(Recorded data)
+ + + +
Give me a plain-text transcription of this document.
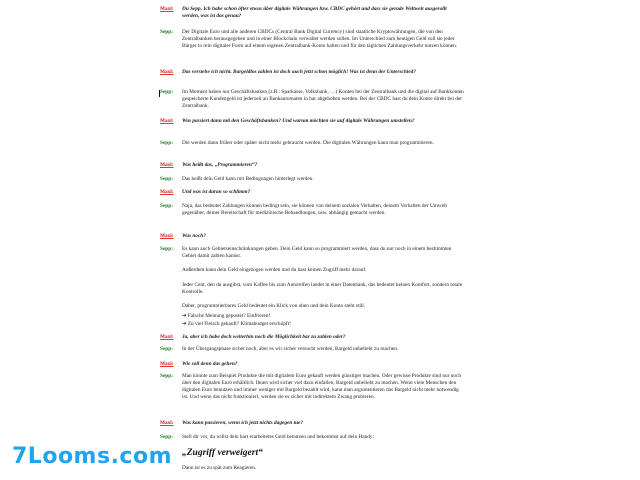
Maxl:	Du Sepp, Ich habe schon öfter etwas über digitale Währungen bzw. CBDC gehört und dass sie gerade Weltweit ausgerollt werden, was ist das genau?
Sepp:	Der Digitale Euro und alle anderen CBDCs (Central Bank Digital Currency) sind staatliche Kryptowährungen, die von den Zentralbanken herausgegeben und in einer Blockchain verwaltet werden sollen. Im Unterschied zum heutigen Geld soll sie jeder Bürger in rein digitaler Form auf einem eigenen Zentralbank-Konto halten und für den täglichen Zahlungsverkehr nutzen können.
Maxl:	Das verstehe ich nicht. Bargeldlos zahlen ist doch auch jetzt schon möglich! Was ist denn der Unterschied?
Sepp:	Im Moment haben nur Geschäftsbanken (z.B.: Sparkasse, Volksbank, …) Konten bei der Zentralbank und die digital auf Bankkonten gespeicherte Kundengeld ist jederzeit an Bankautomaten in bar abgehoben werden. Bei der CBDC hast du dein Konto direkt bei der Zentralbank.
Maxl:	Was passiert dann mit den Geschäftsbanken? Und warum möchten sie auf digitale Währungen umstellen?
Sepp:	Die werden dann früher oder später nicht mehr gebraucht werden. Die digitalen Währungen kann man programmieren.
Maxl:	Was heißt das, „Programmieren“?
Sepp:	Das heißt dein Geld kann mit Bedingungen hinterlegt werden.
Maxl:	Und was ist daran so schlimm?
Sepp:	Naja, das bedeutet Zahlungen können bedingt sein, sie können von deinem sozialen Verhalten, deinem Verhalten der Umwelt gegenüber, deiner Bereitschaft für medizinische Behandlungen, usw. abhängig gemacht werden.
Maxl:	Was noch?
Sepp:	Es kann auch Gebietseinschränkungen geben. Dein Geld kann so programmiert werden, dass du nur noch in einem bestimmten Gebiet damit zahlen kannst.
Außerdem kann dein Geld eingezogen werden und du hast keinen Zugriff mehr darauf.
Jeder Cent, den du ausgibst, vom Kaffee bis zum Autoreifen landet in einer Datenbank, das bedeutet keinen Komfort, sondern totale Kontrolle.
Daher, programmierbares Geld bedeutet ein Klick von oben und dein Konto steht still.
➔ Falsche Meinung gepostet? Einfrieren!
➔ Zu viel Fleisch gekauft? Klimabudget erschöpft!
Maxl:	Ja, aber ich habe doch weiterhin noch die Möglichkeit bar zu zahlen oder?
Sepp:	In der Übergangsphase sicher noch, aber es wir sicher versucht werden, Bargeld unbeliebt zu machen.
Maxl:	Wie soll denn das gehen?
Sepp:	Man könnte zum Beispiel Produkte die mit digitalem Euro gekauft werden günstiger machen. Oder gewisse Produkte sind nur noch über den digitalen Euro erhältlich. Ihnen wird sicher viel dazu einfallen, Bargeld unbeliebt zu machen. Wenn viele Menschen den digitalen Euro benutzen und immer weniger mit Bargeld bezahlt wird, kann man argumentieren das Bargeld nicht mehr notwendig ist. Und wenn das nicht funktioniert, werden sie es sicher mit indirektem Zwang probieren.
Maxl:	Was kann passieren, wenn ich jetzt nichts dagegen tue?
Sepp:	Stell dir vor, du willst dein hart erarbeitetes Geld benutzen und bekommst auf dein Handy:
„Zugriff verweigert“
Dann ist es zu spät zum Reagieren.
7Looms.com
+ + + +
| WHAT TO PRODUCE |
Show all lines from the listing above in which "dass" appears.

| EXERCISE OUTPUT |
Maxl:	Du Sepp, Ich habe schon öfter etwas über digitale Währungen bzw. CBDC gehört und dass sie gerade Weltweit ausgerollt werden, was ist das genau?
Sepp:	Es kann auch Gebietseinschränkungen geben. Dein Geld kann so programmiert werden, dass du nur noch in einem bestimmten Gebiet damit zahlen kannst.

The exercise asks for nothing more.